**What the exercise asks**
Reproduce all of the data word for word.

**Given information**
=======

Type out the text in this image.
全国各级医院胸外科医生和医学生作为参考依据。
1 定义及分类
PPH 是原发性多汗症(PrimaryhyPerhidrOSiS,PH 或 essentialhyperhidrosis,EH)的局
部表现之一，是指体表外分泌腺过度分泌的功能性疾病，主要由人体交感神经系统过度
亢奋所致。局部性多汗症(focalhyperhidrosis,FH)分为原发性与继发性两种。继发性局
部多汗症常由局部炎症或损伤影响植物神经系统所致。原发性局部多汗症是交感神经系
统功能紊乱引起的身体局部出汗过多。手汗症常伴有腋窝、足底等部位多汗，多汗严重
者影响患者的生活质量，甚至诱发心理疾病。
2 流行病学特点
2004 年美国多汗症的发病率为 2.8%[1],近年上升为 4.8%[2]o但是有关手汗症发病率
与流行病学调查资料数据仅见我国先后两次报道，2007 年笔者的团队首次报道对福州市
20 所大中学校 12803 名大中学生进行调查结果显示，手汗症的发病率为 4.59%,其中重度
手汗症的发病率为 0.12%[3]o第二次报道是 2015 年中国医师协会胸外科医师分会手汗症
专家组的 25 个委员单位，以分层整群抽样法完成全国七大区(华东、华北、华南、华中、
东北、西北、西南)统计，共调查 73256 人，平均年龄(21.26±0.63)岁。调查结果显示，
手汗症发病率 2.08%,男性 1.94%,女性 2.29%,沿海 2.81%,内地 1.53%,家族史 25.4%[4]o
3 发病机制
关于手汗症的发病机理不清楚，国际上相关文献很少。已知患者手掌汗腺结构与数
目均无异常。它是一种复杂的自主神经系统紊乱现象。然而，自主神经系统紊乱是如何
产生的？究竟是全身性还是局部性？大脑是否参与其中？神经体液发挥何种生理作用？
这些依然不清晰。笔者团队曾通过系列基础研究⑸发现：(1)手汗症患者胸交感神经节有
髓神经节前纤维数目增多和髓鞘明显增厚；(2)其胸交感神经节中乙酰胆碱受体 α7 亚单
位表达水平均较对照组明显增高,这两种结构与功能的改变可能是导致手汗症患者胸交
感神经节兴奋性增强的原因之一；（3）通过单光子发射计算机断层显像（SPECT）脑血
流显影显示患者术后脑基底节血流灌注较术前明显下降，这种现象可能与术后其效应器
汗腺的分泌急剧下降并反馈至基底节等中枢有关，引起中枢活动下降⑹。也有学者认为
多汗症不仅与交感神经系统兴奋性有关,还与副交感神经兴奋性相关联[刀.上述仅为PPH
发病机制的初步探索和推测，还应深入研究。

=======

**Answer for the task**
Type out the text in this image.
全国各级医院胸外科医生和医学生作为参考依据。
1 定义及分类
PPH 是原发性多汗症(PrimaryhyPerhidrOSiS,PH 或 essentialhyperhidrosis,EH)的局
部表现之一，是指体表外分泌腺过度分泌的功能性疾病，主要由人体交感神经系统过度
亢奋所致。局部性多汗症(focalhyperhidrosis,FH)分为原发性与继发性两种。继发性局
部多汗症常由局部炎症或损伤影响植物神经系统所致。原发性局部多汗症是交感神经系
统功能紊乱引起的身体局部出汗过多。手汗症常伴有腋窝、足底等部位多汗，多汗严重
者影响患者的生活质量，甚至诱发心理疾病。
2 流行病学特点
2004 年美国多汗症的发病率为 2.8%[1],近年上升为 4.8%[2]o但是有关手汗症发病率
与流行病学调查资料数据仅见我国先后两次报道，2007 年笔者的团队首次报道对福州市
20 所大中学校 12803 名大中学生进行调查结果显示，手汗症的发病率为 4.59%,其中重度
手汗症的发病率为 0.12%[3]o第二次报道是 2015 年中国医师协会胸外科医师分会手汗症
专家组的 25 个委员单位，以分层整群抽样法完成全国七大区(华东、华北、华南、华中、
东北、西北、西南)统计，共调查 73256 人，平均年龄(21.26±0.63)岁。调查结果显示，
手汗症发病率 2.08%,男性 1.94%,女性 2.29%,沿海 2.81%,内地 1.53%,家族史 25.4%[4]o
3 发病机制
关于手汗症的发病机理不清楚，国际上相关文献很少。已知患者手掌汗腺结构与数
目均无异常。它是一种复杂的自主神经系统紊乱现象。然而，自主神经系统紊乱是如何
产生的？究竟是全身性还是局部性？大脑是否参与其中？神经体液发挥何种生理作用？
这些依然不清晰。笔者团队曾通过系列基础研究⑸发现：(1)手汗症患者胸交感神经节有
髓神经节前纤维数目增多和髓鞘明显增厚；(2)其胸交感神经节中乙酰胆碱受体 α7 亚单
位表达水平均较对照组明显增高,这两种结构与功能的改变可能是导致手汗症患者胸交
感神经节兴奋性增强的原因之一；（3）通过单光子发射计算机断层显像（SPECT）脑血
流显影显示患者术后脑基底节血流灌注较术前明显下降，这种现象可能与术后其效应器
汗腺的分泌急剧下降并反馈至基底节等中枢有关，引起中枢活动下降⑹。也有学者认为
多汗症不仅与交感神经系统兴奋性有关,还与副交感神经兴奋性相关联[刀.上述仅为PPH
发病机制的初步探索和推测，还应深入研究。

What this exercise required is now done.